### Records for the task

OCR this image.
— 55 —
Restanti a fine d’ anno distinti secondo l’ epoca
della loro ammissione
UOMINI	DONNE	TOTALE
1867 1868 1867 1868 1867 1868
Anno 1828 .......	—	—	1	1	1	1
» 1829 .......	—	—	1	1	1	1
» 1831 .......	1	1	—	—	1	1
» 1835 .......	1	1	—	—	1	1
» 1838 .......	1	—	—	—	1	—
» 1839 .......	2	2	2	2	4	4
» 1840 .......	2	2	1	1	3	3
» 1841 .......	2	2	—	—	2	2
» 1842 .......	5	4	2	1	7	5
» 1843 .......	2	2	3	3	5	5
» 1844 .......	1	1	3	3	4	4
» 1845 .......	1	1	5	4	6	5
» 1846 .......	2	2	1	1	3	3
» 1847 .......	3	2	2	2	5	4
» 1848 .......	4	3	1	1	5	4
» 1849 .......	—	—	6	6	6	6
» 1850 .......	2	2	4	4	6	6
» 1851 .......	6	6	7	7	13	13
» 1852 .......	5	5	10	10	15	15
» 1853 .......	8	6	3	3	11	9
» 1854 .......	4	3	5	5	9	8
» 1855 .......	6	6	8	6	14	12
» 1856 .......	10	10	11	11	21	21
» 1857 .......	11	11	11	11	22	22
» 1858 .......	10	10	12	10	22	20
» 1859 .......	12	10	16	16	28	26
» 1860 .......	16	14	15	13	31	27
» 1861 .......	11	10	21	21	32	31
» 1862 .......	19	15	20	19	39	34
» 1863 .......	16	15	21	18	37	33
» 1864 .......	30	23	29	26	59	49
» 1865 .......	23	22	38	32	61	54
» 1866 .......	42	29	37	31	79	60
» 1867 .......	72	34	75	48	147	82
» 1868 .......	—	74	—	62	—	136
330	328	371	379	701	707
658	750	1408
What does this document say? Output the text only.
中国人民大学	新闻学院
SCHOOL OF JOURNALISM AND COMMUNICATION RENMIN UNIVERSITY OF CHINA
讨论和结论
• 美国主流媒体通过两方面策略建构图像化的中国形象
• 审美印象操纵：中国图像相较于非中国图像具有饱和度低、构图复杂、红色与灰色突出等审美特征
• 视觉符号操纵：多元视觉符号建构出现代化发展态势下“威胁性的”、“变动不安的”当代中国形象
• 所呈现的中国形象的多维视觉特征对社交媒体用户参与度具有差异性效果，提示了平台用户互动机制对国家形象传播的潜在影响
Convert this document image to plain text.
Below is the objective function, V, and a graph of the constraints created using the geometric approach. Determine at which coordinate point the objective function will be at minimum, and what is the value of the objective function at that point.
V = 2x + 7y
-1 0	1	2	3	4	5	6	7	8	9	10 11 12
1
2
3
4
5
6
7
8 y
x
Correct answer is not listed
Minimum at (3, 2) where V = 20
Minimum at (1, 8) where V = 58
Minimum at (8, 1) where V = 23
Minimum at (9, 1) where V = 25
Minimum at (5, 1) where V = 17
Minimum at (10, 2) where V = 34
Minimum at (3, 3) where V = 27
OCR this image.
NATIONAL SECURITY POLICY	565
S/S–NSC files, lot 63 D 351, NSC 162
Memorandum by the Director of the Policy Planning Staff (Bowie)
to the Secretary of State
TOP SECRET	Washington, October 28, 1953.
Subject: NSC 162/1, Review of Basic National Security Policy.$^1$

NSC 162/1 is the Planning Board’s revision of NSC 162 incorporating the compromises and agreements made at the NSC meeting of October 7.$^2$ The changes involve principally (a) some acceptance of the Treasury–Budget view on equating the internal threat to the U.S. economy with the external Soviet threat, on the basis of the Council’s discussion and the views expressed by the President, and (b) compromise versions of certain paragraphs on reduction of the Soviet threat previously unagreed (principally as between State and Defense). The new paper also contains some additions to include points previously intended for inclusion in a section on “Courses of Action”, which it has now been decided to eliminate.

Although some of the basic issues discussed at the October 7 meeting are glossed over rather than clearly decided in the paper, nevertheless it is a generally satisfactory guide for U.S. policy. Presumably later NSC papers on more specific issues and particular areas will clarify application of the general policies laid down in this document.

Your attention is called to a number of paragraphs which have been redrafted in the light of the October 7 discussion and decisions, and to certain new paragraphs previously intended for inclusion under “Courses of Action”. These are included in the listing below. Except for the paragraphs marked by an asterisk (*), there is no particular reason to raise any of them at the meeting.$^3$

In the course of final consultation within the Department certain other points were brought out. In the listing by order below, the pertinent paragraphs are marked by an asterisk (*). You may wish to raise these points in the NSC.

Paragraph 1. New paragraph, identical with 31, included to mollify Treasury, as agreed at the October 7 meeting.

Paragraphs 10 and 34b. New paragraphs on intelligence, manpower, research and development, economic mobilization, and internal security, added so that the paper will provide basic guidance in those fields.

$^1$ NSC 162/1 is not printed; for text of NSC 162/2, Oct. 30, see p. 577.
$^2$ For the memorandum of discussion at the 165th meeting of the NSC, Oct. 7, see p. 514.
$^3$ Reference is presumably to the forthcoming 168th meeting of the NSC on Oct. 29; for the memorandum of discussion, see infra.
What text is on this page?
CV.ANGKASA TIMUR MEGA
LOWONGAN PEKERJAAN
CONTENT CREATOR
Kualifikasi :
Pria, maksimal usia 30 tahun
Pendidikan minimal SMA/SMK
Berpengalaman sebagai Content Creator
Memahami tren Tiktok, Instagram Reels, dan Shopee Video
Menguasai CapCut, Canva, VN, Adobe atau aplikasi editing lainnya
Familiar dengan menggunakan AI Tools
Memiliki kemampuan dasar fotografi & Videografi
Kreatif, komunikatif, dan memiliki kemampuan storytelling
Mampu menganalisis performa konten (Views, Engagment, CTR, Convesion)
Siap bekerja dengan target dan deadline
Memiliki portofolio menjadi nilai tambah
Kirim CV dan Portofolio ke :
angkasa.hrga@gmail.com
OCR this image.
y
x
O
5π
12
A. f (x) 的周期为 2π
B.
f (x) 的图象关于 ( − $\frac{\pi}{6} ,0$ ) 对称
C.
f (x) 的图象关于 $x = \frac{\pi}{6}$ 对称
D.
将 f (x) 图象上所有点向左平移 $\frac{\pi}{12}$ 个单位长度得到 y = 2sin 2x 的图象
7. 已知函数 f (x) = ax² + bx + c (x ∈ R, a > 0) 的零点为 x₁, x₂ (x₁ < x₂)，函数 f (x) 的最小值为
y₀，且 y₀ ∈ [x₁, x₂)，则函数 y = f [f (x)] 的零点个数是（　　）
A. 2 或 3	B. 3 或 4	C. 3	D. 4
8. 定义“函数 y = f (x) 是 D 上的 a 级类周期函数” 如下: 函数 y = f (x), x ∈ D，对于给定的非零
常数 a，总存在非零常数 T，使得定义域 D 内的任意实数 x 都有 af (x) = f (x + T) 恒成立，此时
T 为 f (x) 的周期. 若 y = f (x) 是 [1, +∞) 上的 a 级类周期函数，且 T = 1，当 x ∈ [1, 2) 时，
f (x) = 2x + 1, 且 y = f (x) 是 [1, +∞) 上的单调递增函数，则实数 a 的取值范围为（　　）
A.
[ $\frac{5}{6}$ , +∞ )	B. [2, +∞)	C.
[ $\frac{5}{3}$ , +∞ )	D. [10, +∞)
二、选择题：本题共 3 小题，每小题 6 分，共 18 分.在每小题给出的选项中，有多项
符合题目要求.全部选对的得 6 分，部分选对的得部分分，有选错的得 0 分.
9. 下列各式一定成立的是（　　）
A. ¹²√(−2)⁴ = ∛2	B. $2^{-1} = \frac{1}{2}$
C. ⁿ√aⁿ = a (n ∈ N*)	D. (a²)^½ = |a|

### What to do
State the count of lines holding the string "frac" in the listing above, and nothing else.

### Solved exercise
6